— START Given information —
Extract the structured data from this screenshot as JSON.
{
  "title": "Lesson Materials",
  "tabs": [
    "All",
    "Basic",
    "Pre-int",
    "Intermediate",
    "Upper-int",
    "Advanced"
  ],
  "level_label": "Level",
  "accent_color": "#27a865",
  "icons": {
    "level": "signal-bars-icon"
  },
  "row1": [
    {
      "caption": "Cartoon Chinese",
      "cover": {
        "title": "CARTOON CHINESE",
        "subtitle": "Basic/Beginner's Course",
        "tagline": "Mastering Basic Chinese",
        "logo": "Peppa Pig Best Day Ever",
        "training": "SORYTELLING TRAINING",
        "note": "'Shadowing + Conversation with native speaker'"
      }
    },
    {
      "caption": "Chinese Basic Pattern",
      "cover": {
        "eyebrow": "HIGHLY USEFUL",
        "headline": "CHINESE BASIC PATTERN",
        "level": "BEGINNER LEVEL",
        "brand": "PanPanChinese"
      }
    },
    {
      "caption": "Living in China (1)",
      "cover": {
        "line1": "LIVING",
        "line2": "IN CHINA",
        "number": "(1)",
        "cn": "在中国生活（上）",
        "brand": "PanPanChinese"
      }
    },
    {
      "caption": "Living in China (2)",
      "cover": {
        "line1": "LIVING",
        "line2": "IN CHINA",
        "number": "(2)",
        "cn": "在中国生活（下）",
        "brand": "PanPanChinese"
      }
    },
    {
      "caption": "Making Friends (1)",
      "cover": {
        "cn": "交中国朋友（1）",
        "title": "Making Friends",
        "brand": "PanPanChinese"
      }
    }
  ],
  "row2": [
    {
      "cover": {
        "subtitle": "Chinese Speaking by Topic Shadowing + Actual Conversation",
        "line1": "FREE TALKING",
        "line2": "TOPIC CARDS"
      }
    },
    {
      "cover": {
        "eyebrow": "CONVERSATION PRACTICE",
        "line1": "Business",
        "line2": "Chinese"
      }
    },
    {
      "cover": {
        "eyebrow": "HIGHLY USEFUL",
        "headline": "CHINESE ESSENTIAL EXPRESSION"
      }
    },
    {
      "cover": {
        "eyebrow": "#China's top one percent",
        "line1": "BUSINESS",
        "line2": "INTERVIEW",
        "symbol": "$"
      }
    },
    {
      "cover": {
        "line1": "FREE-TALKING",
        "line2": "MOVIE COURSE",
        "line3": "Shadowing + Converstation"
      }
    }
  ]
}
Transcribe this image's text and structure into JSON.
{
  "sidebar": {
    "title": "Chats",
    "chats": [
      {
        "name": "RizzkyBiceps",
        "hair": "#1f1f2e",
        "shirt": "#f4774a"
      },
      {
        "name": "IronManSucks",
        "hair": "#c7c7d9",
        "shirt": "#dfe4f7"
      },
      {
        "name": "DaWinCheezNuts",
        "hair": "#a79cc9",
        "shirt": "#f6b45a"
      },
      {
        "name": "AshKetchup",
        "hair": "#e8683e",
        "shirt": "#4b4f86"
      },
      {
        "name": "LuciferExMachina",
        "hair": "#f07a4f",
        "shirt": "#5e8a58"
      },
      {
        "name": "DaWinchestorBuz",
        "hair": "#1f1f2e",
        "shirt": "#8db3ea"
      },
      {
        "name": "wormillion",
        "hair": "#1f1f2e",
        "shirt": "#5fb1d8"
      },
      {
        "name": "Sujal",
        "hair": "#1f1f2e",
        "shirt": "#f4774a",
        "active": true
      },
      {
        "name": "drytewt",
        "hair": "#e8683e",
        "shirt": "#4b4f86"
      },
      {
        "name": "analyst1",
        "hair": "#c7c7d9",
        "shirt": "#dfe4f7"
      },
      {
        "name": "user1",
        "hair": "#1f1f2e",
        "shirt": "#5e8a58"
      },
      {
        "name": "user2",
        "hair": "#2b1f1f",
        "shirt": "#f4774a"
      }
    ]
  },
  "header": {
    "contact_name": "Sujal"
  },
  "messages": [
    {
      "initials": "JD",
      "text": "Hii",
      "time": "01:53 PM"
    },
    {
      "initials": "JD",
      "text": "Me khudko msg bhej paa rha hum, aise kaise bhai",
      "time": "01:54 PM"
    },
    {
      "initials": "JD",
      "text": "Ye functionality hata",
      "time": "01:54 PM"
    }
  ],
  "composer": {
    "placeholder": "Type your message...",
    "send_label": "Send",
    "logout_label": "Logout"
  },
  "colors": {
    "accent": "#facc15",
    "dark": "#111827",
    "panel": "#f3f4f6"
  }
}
— END Given information —
§ **What you need to do**
Write out every entry above, word for word.

§ **Exercise result**
Extract the structured data from this screenshot as JSON.
{
  "title": "Lesson Materials",
  "tabs": [
    "All",
    "Basic",
    "Pre-int",
    "Intermediate",
    "Upper-int",
    "Advanced"
  ],
  "level_label": "Level",
  "accent_color": "#27a865",
  "icons": {
    "level": "signal-bars-icon"
  },
  "row1": [
    {
      "caption": "Cartoon Chinese",
      "cover": {
        "title": "CARTOON CHINESE",
        "subtitle": "Basic/Beginner's Course",
        "tagline": "Mastering Basic Chinese",
        "logo": "Peppa Pig Best Day Ever",
        "training": "SORYTELLING TRAINING",
        "note": "'Shadowing + Conversation with native speaker'"
      }
    },
    {
      "caption": "Chinese Basic Pattern",
      "cover": {
        "eyebrow": "HIGHLY USEFUL",
        "headline": "CHINESE BASIC PATTERN",
        "level": "BEGINNER LEVEL",
        "brand": "PanPanChinese"
      }
    },
    {
      "caption": "Living in China (1)",
      "cover": {
        "line1": "LIVING",
        "line2": "IN CHINA",
        "number": "(1)",
        "cn": "在中国生活（上）",
        "brand": "PanPanChinese"
      }
    },
    {
      "caption": "Living in China (2)",
      "cover": {
        "line1": "LIVING",
        "line2": "IN CHINA",
        "number": "(2)",
        "cn": "在中国生活（下）",
        "brand": "PanPanChinese"
      }
    },
    {
      "caption": "Making Friends (1)",
      "cover": {
        "cn": "交中国朋友（1）",
        "title": "Making Friends",
        "brand": "PanPanChinese"
      }
    }
  ],
  "row2": [
    {
      "cover": {
        "subtitle": "Chinese Speaking by Topic Shadowing + Actual Conversation",
        "line1": "FREE TALKING",
        "line2": "TOPIC CARDS"
      }
    },
    {
      "cover": {
        "eyebrow": "CONVERSATION PRACTICE",
        "line1": "Business",
        "line2": "Chinese"
      }
    },
    {
      "cover": {
        "eyebrow": "HIGHLY USEFUL",
        "headline": "CHINESE ESSENTIAL EXPRESSION"
      }
    },
    {
      "cover": {
        "eyebrow": "#China's top one percent",
        "line1": "BUSINESS",
        "line2": "INTERVIEW",
        "symbol": "$"
      }
    },
    {
      "cover": {
        "line1": "FREE-TALKING",
        "line2": "MOVIE COURSE",
        "line3": "Shadowing + Converstation"
      }
    }
  ]
}
Transcribe this image's text and structure into JSON.
{
  "sidebar": {
    "title": "Chats",
    "chats": [
      {
        "name": "RizzkyBiceps",
        "hair": "#1f1f2e",
        "shirt": "#f4774a"
      },
      {
        "name": "IronManSucks",
        "hair": "#c7c7d9",
        "shirt": "#dfe4f7"
      },
      {
        "name": "DaWinCheezNuts",
        "hair": "#a79cc9",
        "shirt": "#f6b45a"
      },
      {
        "name": "AshKetchup",
        "hair": "#e8683e",
        "shirt": "#4b4f86"
      },
      {
        "name": "LuciferExMachina",
        "hair": "#f07a4f",
        "shirt": "#5e8a58"
      },
      {
        "name": "DaWinchestorBuz",
        "hair": "#1f1f2e",
        "shirt": "#8db3ea"
      },
      {
        "name": "wormillion",
        "hair": "#1f1f2e",
        "shirt": "#5fb1d8"
      },
      {
        "name": "Sujal",
        "hair": "#1f1f2e",
        "shirt": "#f4774a",
        "active": true
      },
      {
        "name": "drytewt",
        "hair": "#e8683e",
        "shirt": "#4b4f86"
      },
      {
        "name": "analyst1",
        "hair": "#c7c7d9",
        "shirt": "#dfe4f7"
      },
      {
        "name": "user1",
        "hair": "#1f1f2e",
        "shirt": "#5e8a58"
      },
      {
        "name": "user2",
        "hair": "#2b1f1f",
        "shirt": "#f4774a"
      }
    ]
  },
  "header": {
    "contact_name": "Sujal"
  },
  "messages": [
    {
      "initials": "JD",
      "text": "Hii",
      "time": "01:53 PM"
    },
    {
      "initials": "JD",
      "text": "Me khudko msg bhej paa rha hum, aise kaise bhai",
      "time": "01:54 PM"
    },
    {
      "initials": "JD",
      "text": "Ye functionality hata",
      "time": "01:54 PM"
    }
  ],
  "composer": {
    "placeholder": "Type your message...",
    "send_label": "Send",
    "logout_label": "Logout"
  },
  "colors": {
    "accent": "#facc15",
    "dark": "#111827",
    "panel": "#f3f4f6"
  }
}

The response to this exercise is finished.